Below are the records. Count the lines containing the string "shown", and reply with the number alone.
======== Material for this task ========
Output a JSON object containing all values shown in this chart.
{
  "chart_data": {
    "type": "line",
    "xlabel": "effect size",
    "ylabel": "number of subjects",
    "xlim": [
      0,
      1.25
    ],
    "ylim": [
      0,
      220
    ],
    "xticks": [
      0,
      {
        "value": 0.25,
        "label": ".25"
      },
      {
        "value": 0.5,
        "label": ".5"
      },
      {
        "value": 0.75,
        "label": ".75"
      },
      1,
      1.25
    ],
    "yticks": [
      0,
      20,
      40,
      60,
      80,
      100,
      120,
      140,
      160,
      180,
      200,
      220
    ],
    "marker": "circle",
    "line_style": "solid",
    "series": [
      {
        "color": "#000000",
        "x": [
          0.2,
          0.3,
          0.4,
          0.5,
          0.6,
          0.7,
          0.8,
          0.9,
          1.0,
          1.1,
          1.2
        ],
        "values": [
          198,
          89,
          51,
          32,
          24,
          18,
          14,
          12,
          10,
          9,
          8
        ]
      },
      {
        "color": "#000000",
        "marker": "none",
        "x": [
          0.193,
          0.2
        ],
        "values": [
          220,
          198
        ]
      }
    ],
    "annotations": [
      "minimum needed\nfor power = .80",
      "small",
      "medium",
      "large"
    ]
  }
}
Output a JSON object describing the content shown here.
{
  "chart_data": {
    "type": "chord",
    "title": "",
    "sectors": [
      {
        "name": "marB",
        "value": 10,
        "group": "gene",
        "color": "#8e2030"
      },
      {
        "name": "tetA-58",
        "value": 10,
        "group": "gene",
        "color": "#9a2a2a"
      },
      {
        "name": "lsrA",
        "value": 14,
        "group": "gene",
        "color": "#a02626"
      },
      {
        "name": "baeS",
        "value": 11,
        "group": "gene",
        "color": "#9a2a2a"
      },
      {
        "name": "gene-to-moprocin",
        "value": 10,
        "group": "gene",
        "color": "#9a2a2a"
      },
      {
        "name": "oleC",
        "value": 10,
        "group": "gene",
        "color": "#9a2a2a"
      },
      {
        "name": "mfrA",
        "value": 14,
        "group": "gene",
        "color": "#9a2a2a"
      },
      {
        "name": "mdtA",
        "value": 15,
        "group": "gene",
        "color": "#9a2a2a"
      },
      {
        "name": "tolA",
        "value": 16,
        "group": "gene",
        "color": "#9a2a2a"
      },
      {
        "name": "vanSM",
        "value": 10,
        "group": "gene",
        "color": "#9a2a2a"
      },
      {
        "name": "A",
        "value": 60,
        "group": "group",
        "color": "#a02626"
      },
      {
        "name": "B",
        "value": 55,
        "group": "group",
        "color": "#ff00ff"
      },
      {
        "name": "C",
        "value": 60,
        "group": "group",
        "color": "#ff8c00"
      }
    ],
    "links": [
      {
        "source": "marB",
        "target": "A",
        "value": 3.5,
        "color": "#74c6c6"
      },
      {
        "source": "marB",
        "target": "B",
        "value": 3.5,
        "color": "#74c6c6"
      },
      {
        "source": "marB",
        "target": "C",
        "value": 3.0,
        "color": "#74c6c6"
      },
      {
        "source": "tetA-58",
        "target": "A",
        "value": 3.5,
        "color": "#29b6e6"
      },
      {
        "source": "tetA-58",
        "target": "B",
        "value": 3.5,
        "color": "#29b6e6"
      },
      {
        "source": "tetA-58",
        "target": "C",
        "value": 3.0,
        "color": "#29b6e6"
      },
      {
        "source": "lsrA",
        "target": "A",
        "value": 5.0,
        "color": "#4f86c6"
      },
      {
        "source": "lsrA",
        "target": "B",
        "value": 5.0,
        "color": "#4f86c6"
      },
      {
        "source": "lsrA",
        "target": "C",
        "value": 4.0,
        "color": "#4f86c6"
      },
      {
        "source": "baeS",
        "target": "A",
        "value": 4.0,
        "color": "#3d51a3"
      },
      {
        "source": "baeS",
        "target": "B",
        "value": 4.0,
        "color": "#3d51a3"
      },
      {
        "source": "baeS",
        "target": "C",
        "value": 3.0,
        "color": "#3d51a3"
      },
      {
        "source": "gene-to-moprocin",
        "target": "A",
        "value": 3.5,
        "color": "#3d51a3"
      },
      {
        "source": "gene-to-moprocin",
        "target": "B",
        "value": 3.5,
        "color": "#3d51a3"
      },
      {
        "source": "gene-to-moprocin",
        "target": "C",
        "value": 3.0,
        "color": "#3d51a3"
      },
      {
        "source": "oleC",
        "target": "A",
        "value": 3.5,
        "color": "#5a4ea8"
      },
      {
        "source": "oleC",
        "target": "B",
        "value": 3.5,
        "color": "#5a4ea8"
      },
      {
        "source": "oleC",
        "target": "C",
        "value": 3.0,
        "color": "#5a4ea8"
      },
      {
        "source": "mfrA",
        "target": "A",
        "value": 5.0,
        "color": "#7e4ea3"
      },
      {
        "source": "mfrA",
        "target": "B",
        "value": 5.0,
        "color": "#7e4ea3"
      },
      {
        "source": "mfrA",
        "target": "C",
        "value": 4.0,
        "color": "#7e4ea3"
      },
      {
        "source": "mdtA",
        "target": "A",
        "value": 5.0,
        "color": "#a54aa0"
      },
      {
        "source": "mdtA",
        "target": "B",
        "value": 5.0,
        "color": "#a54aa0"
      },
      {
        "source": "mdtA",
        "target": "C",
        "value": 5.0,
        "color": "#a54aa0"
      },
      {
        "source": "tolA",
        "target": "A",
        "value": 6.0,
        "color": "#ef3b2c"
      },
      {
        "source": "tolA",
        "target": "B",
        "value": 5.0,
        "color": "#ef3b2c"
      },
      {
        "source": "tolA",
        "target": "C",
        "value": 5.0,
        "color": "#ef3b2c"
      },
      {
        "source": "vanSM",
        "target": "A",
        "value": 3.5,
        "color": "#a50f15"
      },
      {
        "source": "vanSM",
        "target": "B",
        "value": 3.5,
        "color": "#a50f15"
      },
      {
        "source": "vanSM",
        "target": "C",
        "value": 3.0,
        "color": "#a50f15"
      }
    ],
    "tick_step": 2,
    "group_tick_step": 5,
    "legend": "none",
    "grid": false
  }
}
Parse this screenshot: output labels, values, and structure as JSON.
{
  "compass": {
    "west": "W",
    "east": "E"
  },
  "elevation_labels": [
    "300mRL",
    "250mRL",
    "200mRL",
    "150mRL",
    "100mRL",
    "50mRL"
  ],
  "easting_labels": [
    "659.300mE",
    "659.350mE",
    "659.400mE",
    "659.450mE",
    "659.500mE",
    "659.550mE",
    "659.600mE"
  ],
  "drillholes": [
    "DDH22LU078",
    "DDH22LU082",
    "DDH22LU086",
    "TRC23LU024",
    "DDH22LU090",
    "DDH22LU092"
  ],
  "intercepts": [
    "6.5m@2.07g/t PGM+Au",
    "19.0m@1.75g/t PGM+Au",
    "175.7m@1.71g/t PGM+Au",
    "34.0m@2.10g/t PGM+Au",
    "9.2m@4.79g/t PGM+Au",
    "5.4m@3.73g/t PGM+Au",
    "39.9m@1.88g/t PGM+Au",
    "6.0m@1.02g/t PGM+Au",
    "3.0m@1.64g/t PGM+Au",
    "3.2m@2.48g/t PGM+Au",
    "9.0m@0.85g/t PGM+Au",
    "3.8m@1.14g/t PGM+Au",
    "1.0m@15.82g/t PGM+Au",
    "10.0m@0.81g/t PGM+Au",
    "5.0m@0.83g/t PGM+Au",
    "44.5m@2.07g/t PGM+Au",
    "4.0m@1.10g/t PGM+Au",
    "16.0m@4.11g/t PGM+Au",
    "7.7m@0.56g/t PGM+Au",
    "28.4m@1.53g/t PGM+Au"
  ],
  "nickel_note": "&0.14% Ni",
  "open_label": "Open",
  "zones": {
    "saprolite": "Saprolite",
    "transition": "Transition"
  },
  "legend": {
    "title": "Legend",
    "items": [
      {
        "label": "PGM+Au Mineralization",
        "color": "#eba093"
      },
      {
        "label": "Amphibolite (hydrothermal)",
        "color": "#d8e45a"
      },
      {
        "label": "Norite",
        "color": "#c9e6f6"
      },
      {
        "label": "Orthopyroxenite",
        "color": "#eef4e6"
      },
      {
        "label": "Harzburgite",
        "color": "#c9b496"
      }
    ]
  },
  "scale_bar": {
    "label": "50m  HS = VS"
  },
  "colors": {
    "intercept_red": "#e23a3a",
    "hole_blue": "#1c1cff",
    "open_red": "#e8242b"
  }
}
========
_Response_. 2